== Work to complete ==
Every entry here needs to be repeated exactly.

== Records to process ==
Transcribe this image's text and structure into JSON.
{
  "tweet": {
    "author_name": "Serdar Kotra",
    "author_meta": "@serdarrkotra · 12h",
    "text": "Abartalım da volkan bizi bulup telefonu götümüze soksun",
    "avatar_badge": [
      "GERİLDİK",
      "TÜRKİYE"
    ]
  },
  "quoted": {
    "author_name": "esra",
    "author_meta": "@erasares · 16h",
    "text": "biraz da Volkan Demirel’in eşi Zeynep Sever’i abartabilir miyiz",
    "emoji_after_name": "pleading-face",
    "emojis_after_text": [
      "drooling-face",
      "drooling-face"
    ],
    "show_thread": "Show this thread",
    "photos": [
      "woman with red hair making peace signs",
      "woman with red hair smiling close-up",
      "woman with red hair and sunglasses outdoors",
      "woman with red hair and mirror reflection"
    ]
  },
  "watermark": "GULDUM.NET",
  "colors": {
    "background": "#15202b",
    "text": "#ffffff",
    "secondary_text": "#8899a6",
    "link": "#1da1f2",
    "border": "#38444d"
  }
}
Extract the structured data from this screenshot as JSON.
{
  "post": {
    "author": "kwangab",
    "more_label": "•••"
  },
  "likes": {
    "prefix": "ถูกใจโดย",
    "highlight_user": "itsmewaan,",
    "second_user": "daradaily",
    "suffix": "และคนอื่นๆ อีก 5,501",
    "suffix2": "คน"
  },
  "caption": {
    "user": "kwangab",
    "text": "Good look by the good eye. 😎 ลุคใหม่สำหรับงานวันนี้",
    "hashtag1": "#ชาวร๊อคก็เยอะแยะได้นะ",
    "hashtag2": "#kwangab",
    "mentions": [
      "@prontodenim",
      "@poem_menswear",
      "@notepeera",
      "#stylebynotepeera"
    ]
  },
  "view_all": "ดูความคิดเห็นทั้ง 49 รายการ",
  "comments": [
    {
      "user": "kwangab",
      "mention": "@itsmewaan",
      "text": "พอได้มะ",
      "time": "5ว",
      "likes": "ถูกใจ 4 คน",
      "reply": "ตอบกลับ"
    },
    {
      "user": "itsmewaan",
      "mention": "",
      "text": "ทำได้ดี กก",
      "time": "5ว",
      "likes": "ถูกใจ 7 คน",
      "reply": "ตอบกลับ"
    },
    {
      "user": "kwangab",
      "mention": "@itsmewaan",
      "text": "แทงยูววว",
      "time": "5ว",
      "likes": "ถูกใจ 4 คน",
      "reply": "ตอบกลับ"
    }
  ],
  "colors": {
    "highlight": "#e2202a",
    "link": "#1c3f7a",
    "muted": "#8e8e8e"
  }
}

== Exercise answer ==
Transcribe this image's text and structure into JSON.
{
  "tweet": {
    "author_name": "Serdar Kotra",
    "author_meta": "@serdarrkotra · 12h",
    "text": "Abartalım da volkan bizi bulup telefonu götümüze soksun",
    "avatar_badge": [
      "GERİLDİK",
      "TÜRKİYE"
    ]
  },
  "quoted": {
    "author_name": "esra",
    "author_meta": "@erasares · 16h",
    "text": "biraz da Volkan Demirel’in eşi Zeynep Sever’i abartabilir miyiz",
    "emoji_after_name": "pleading-face",
    "emojis_after_text": [
      "drooling-face",
      "drooling-face"
    ],
    "show_thread": "Show this thread",
    "photos": [
      "woman with red hair making peace signs",
      "woman with red hair smiling close-up",
      "woman with red hair and sunglasses outdoors",
      "woman with red hair and mirror reflection"
    ]
  },
  "watermark": "GULDUM.NET",
  "colors": {
    "background": "#15202b",
    "text": "#ffffff",
    "secondary_text": "#8899a6",
    "link": "#1da1f2",
    "border": "#38444d"
  }
}
Extract the structured data from this screenshot as JSON.
{
  "post": {
    "author": "kwangab",
    "more_label": "•••"
  },
  "likes": {
    "prefix": "ถูกใจโดย",
    "highlight_user": "itsmewaan,",
    "second_user": "daradaily",
    "suffix": "และคนอื่นๆ อีก 5,501",
    "suffix2": "คน"
  },
  "caption": {
    "user": "kwangab",
    "text": "Good look by the good eye. 😎 ลุคใหม่สำหรับงานวันนี้",
    "hashtag1": "#ชาวร๊อคก็เยอะแยะได้นะ",
    "hashtag2": "#kwangab",
    "mentions": [
      "@prontodenim",
      "@poem_menswear",
      "@notepeera",
      "#stylebynotepeera"
    ]
  },
  "view_all": "ดูความคิดเห็นทั้ง 49 รายการ",
  "comments": [
    {
      "user": "kwangab",
      "mention": "@itsmewaan",
      "text": "พอได้มะ",
      "time": "5ว",
      "likes": "ถูกใจ 4 คน",
      "reply": "ตอบกลับ"
    },
    {
      "user": "itsmewaan",
      "mention": "",
      "text": "ทำได้ดี กก",
      "time": "5ว",
      "likes": "ถูกใจ 7 คน",
      "reply": "ตอบกลับ"
    },
    {
      "user": "kwangab",
      "mention": "@itsmewaan",
      "text": "แทงยูววว",
      "time": "5ว",
      "likes": "ถูกใจ 4 คน",
      "reply": "ตอบกลับ"
    }
  ],
  "colors": {
    "highlight": "#e2202a",
    "link": "#1c3f7a",
    "muted": "#8e8e8e"
  }
}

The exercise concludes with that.